Task objective:
All the data should come back exactly as it was given.

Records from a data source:
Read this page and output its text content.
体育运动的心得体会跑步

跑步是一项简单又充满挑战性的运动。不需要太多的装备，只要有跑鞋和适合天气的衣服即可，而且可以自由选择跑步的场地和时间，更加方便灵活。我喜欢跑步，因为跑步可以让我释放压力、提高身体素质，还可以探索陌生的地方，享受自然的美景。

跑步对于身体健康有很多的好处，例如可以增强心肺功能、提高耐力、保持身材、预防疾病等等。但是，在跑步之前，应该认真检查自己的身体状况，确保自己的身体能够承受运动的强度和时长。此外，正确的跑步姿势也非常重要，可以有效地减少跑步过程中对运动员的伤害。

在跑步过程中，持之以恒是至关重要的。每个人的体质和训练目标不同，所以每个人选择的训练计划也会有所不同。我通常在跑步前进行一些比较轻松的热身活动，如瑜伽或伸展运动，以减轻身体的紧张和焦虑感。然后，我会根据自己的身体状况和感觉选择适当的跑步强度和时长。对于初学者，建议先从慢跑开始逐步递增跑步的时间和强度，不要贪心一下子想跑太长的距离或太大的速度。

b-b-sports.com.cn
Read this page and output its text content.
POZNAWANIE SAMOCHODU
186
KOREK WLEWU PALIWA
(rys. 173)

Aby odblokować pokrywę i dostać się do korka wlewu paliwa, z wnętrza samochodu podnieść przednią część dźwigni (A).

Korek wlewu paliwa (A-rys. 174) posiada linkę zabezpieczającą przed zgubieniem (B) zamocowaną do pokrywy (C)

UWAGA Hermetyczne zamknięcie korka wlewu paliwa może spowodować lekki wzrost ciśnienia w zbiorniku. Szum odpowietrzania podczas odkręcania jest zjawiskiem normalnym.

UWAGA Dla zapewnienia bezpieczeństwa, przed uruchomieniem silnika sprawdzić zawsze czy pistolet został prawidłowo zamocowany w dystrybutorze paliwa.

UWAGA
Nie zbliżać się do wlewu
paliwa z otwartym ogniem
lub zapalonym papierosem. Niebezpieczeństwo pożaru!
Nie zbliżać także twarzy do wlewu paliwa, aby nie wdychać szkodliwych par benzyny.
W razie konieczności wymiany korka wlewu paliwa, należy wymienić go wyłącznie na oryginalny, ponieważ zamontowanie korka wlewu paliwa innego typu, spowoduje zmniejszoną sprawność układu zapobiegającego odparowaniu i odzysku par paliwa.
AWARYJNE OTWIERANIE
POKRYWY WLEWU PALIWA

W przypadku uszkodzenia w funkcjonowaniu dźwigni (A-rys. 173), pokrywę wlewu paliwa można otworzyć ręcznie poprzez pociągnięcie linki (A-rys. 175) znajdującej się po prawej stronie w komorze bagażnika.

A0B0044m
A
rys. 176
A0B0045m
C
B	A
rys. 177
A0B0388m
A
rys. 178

Task result:
Read this page and output its text content.
体育运动的心得体会跑步

跑步是一项简单又充满挑战性的运动。不需要太多的装备，只要有跑鞋和适合天气的衣服即可，而且可以自由选择跑步的场地和时间，更加方便灵活。我喜欢跑步，因为跑步可以让我释放压力、提高身体素质，还可以探索陌生的地方，享受自然的美景。

跑步对于身体健康有很多的好处，例如可以增强心肺功能、提高耐力、保持身材、预防疾病等等。但是，在跑步之前，应该认真检查自己的身体状况，确保自己的身体能够承受运动的强度和时长。此外，正确的跑步姿势也非常重要，可以有效地减少跑步过程中对运动员的伤害。

在跑步过程中，持之以恒是至关重要的。每个人的体质和训练目标不同，所以每个人选择的训练计划也会有所不同。我通常在跑步前进行一些比较轻松的热身活动，如瑜伽或伸展运动，以减轻身体的紧张和焦虑感。然后，我会根据自己的身体状况和感觉选择适当的跑步强度和时长。对于初学者，建议先从慢跑开始逐步递增跑步的时间和强度，不要贪心一下子想跑太长的距离或太大的速度。

b-b-sports.com.cn
Read this page and output its text content.
POZNAWANIE SAMOCHODU
186
KOREK WLEWU PALIWA
(rys. 173)

Aby odblokować pokrywę i dostać się do korka wlewu paliwa, z wnętrza samochodu podnieść przednią część dźwigni (A).

Korek wlewu paliwa (A-rys. 174) posiada linkę zabezpieczającą przed zgubieniem (B) zamocowaną do pokrywy (C)

UWAGA Hermetyczne zamknięcie korka wlewu paliwa może spowodować lekki wzrost ciśnienia w zbiorniku. Szum odpowietrzania podczas odkręcania jest zjawiskiem normalnym.

UWAGA Dla zapewnienia bezpieczeństwa, przed uruchomieniem silnika sprawdzić zawsze czy pistolet został prawidłowo zamocowany w dystrybutorze paliwa.

UWAGA
Nie zbliżać się do wlewu
paliwa z otwartym ogniem
lub zapalonym papierosem. Niebezpieczeństwo pożaru!
Nie zbliżać także twarzy do wlewu paliwa, aby nie wdychać szkodliwych par benzyny.
W razie konieczności wymiany korka wlewu paliwa, należy wymienić go wyłącznie na oryginalny, ponieważ zamontowanie korka wlewu paliwa innego typu, spowoduje zmniejszoną sprawność układu zapobiegającego odparowaniu i odzysku par paliwa.
AWARYJNE OTWIERANIE
POKRYWY WLEWU PALIWA

W przypadku uszkodzenia w funkcjonowaniu dźwigni (A-rys. 173), pokrywę wlewu paliwa można otworzyć ręcznie poprzez pociągnięcie linki (A-rys. 175) znajdującej się po prawej stronie w komorze bagażnika.

A0B0044m
A
rys. 176
A0B0045m
C
B	A
rys. 177
A0B0388m
A
rys. 178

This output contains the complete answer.